● **EXERCISE AIM**
Using the records below, copy out exactly the line that contains "Convert this screenshot" and every line that follows it, up to and including the last, and no others.

● **DATA SUPPLIED**
- - -

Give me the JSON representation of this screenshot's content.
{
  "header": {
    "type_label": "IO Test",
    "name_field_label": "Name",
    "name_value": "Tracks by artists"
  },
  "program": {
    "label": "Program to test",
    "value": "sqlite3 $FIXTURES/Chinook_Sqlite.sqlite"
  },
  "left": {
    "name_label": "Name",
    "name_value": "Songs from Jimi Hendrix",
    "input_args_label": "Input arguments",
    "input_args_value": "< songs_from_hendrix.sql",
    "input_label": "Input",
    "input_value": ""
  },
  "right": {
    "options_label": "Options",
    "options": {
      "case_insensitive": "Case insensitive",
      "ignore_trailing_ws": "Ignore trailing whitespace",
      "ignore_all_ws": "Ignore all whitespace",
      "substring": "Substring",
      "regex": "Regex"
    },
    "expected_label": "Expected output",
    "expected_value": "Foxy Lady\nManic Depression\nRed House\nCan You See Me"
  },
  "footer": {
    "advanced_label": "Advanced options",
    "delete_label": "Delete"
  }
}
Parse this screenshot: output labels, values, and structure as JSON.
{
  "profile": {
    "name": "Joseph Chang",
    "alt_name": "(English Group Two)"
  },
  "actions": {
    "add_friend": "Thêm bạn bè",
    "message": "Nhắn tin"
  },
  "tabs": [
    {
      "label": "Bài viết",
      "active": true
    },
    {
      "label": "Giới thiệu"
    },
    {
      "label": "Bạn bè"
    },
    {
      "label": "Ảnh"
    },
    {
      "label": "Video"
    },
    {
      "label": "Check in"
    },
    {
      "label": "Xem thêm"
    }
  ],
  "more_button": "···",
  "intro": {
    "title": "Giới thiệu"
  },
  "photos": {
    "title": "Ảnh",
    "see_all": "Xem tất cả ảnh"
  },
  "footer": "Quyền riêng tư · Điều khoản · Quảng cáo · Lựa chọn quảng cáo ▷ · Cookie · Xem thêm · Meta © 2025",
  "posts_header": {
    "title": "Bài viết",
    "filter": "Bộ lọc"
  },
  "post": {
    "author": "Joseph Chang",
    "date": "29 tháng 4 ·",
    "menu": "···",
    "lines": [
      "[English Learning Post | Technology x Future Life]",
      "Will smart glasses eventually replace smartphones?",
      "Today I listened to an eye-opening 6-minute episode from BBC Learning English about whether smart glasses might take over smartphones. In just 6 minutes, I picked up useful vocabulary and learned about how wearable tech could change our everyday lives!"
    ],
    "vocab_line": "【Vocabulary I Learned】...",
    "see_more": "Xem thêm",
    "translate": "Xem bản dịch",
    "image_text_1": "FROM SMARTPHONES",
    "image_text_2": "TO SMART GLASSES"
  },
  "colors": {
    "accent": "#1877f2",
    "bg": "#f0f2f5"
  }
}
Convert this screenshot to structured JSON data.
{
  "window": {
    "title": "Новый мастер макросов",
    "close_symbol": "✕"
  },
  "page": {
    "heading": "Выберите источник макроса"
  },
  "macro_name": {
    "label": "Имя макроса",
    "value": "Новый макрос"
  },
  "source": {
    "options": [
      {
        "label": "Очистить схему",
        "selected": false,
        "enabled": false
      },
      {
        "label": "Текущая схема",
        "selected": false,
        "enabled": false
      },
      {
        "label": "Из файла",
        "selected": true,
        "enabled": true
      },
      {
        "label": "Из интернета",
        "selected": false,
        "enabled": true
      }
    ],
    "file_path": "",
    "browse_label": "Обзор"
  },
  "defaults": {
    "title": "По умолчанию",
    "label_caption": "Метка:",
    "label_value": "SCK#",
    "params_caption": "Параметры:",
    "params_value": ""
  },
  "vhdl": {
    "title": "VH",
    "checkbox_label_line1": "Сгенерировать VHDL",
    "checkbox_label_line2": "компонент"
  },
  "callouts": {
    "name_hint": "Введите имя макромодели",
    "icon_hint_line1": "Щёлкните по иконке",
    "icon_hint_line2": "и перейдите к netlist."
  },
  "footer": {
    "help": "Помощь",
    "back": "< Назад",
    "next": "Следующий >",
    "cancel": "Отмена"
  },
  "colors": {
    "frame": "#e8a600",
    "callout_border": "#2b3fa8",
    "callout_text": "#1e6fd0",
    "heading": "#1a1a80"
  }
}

- - -

● **RESPONSE**
Convert this screenshot to structured JSON data.
{
  "window": {
    "title": "Новый мастер макросов",
    "close_symbol": "✕"
  },
  "page": {
    "heading": "Выберите источник макроса"
  },
  "macro_name": {
    "label": "Имя макроса",
    "value": "Новый макрос"
  },
  "source": {
    "options": [
      {
        "label": "Очистить схему",
        "selected": false,
        "enabled": false
      },
      {
        "label": "Текущая схема",
        "selected": false,
        "enabled": false
      },
      {
        "label": "Из файла",
        "selected": true,
        "enabled": true
      },
      {
        "label": "Из интернета",
        "selected": false,
        "enabled": true
      }
    ],
    "file_path": "",
    "browse_label": "Обзор"
  },
  "defaults": {
    "title": "По умолчанию",
    "label_caption": "Метка:",
    "label_value": "SCK#",
    "params_caption": "Параметры:",
    "params_value": ""
  },
  "vhdl": {
    "title": "VH",
    "checkbox_label_line1": "Сгенерировать VHDL",
    "checkbox_label_line2": "компонент"
  },
  "callouts": {
    "name_hint": "Введите имя макромодели",
    "icon_hint_line1": "Щёлкните по иконке",
    "icon_hint_line2": "и перейдите к netlist."
  },
  "footer": {
    "help": "Помощь",
    "back": "< Назад",
    "next": "Следующий >",
    "cancel": "Отмена"
  },
  "colors": {
    "frame": "#e8a600",
    "callout_border": "#2b3fa8",
    "callout_text": "#1e6fd0",
    "heading": "#1a1a80"
  }
}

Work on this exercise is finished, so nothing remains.